** start RECORDS FOR THE TASK **

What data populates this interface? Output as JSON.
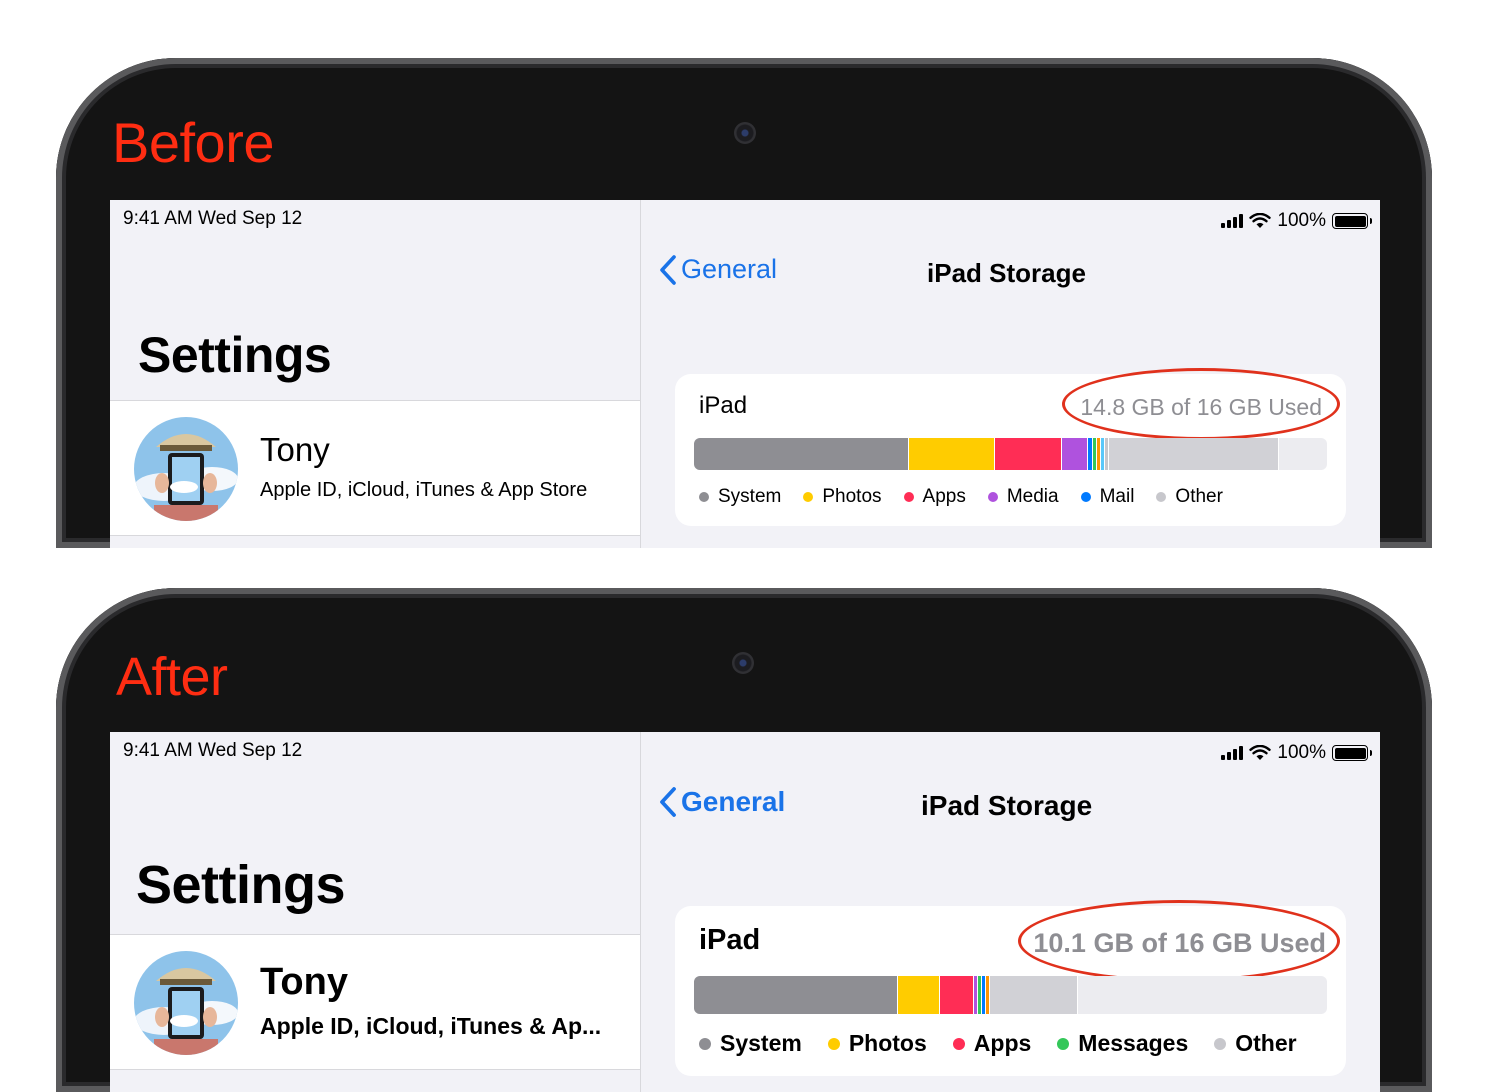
{
  "panels": [
    {
      "label": "Before",
      "status": {
        "time": "9:41 AM   Wed Sep 12",
        "battery": "100%"
      },
      "settings_title": "Settings",
      "profile": {
        "name": "Tony",
        "subtitle": "Apple ID, iCloud, iTunes & App Store"
      },
      "nav": {
        "back_label": "General",
        "title": "iPad Storage"
      },
      "storage": {
        "device": "iPad",
        "used_text": "14.8 GB of 16 GB Used",
        "used_fraction": 0.925,
        "segments": [
          {
            "name": "System",
            "share": 0.339,
            "color": "#8e8e93"
          },
          {
            "name": "Photos",
            "share": 0.137,
            "color": "#ffcc00"
          },
          {
            "name": "Apps",
            "share": 0.106,
            "color": "#ff2d55"
          },
          {
            "name": "Media",
            "share": 0.041,
            "color": "#af52de"
          },
          {
            "name": "Mail",
            "share": 0.008,
            "color": "#007aff"
          },
          {
            "name": "misc1",
            "share": 0.006,
            "color": "#34c759"
          },
          {
            "name": "misc2",
            "share": 0.006,
            "color": "#ff9500"
          },
          {
            "name": "misc3",
            "share": 0.006,
            "color": "#5ac8fa"
          },
          {
            "name": "misc4",
            "share": 0.006,
            "color": "#c7c7cc"
          },
          {
            "name": "Other",
            "share": 0.27,
            "color": "#d1d1d6"
          }
        ],
        "legend": [
          {
            "label": "System",
            "color": "#8e8e93"
          },
          {
            "label": "Photos",
            "color": "#ffcc00"
          },
          {
            "label": "Apps",
            "color": "#ff2d55"
          },
          {
            "name": "Media",
            "label": "Media",
            "color": "#af52de"
          },
          {
            "label": "Mail",
            "color": "#007aff"
          },
          {
            "label": "Other",
            "color": "#c7c7cc"
          }
        ]
      }
    },
    {
      "label": "After",
      "status": {
        "time": "9:41 AM   Wed Sep 12",
        "battery": "100%"
      },
      "settings_title": "Settings",
      "profile": {
        "name": "Tony",
        "subtitle": "Apple ID, iCloud, iTunes & Ap..."
      },
      "nav": {
        "back_label": "General",
        "title": "iPad Storage"
      },
      "storage": {
        "device": "iPad",
        "used_text": "10.1 GB of 16 GB Used",
        "used_fraction": 0.631,
        "segments": [
          {
            "name": "System",
            "share": 0.323,
            "color": "#8e8e93"
          },
          {
            "name": "Photos",
            "share": 0.065,
            "color": "#ffcc00"
          },
          {
            "name": "Apps",
            "share": 0.055,
            "color": "#ff2d55"
          },
          {
            "name": "misc1",
            "share": 0.006,
            "color": "#af52de"
          },
          {
            "name": "misc2",
            "share": 0.006,
            "color": "#34c759"
          },
          {
            "name": "misc3",
            "share": 0.006,
            "color": "#007aff"
          },
          {
            "name": "misc4",
            "share": 0.006,
            "color": "#ff9500"
          },
          {
            "name": "Other",
            "share": 0.14,
            "color": "#d1d1d6"
          }
        ],
        "legend": [
          {
            "label": "System",
            "color": "#8e8e93"
          },
          {
            "label": "Photos",
            "color": "#ffcc00"
          },
          {
            "label": "Apps",
            "color": "#ff2d55"
          },
          {
            "label": "Messages",
            "color": "#34c759"
          },
          {
            "label": "Other",
            "color": "#c7c7cc"
          }
        ]
      }
    }
  ]
}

** end RECORDS FOR THE TASK **

- _EXERCISE DIRECTIONS_
Each line containing "iTunes" counts once; state the total number of such lines and nothing else.

- _FINISHED TASK_
2